■ **Data excerpts**:
## START

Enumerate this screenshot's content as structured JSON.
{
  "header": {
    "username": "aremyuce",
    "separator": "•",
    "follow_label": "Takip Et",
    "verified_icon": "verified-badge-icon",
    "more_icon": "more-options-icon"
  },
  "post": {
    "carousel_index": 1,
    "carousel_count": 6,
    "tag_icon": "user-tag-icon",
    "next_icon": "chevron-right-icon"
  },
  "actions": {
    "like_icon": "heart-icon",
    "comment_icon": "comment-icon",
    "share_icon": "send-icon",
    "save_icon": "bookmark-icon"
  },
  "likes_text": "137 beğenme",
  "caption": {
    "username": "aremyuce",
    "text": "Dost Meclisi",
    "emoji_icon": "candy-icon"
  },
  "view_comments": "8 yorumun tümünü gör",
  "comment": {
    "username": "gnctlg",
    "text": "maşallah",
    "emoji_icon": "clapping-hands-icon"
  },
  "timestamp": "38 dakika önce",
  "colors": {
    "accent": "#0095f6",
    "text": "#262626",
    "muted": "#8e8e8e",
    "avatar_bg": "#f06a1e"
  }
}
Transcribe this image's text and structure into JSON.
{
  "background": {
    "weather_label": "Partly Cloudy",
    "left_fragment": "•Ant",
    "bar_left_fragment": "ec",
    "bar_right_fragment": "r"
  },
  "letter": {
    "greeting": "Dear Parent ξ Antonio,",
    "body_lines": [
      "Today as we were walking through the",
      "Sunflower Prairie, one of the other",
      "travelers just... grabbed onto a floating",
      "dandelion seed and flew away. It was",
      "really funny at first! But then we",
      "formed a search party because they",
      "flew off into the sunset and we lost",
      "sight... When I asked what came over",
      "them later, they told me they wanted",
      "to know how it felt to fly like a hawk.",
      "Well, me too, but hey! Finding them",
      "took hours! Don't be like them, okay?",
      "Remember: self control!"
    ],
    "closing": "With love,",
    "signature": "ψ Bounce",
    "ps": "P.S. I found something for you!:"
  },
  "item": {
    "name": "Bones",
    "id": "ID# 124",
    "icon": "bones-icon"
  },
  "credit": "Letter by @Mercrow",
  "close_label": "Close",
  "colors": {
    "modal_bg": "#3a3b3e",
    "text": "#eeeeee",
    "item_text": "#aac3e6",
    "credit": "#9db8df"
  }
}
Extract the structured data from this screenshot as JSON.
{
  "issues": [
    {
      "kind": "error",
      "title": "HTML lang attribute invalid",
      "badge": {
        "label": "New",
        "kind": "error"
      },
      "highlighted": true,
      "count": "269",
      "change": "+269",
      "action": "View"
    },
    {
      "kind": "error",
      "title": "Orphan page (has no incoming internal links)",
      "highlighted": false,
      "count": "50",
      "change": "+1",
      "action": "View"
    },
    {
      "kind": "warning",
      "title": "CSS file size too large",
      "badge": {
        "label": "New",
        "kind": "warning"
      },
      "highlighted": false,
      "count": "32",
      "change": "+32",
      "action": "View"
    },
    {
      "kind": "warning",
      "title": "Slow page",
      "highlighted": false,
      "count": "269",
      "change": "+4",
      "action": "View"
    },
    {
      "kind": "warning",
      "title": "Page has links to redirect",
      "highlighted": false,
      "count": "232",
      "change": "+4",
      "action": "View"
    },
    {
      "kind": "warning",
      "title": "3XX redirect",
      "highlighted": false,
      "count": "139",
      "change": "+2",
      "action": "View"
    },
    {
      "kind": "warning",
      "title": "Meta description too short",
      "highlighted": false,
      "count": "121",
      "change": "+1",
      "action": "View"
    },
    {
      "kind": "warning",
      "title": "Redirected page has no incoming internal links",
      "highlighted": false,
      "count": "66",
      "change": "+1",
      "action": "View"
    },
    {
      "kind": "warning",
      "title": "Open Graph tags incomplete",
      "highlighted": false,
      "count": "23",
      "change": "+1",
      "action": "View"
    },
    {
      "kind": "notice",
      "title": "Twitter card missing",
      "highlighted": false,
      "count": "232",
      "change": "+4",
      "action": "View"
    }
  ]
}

## END

■ **Short exercise**:
Each line that holds the word "title" should be extracted from the records.

■ **Correct answer**:
      "title": "HTML lang attribute invalid",
      "title": "Orphan page (has no incoming internal links)",
      "title": "CSS file size too large",
      "title": "Slow page",
      "title": "Page has links to redirect",
      "title": "3XX redirect",
      "title": "Meta description too short",
      "title": "Redirected page has no incoming internal links",
      "title": "Open Graph tags incomplete",
      "title": "Twitter card missing",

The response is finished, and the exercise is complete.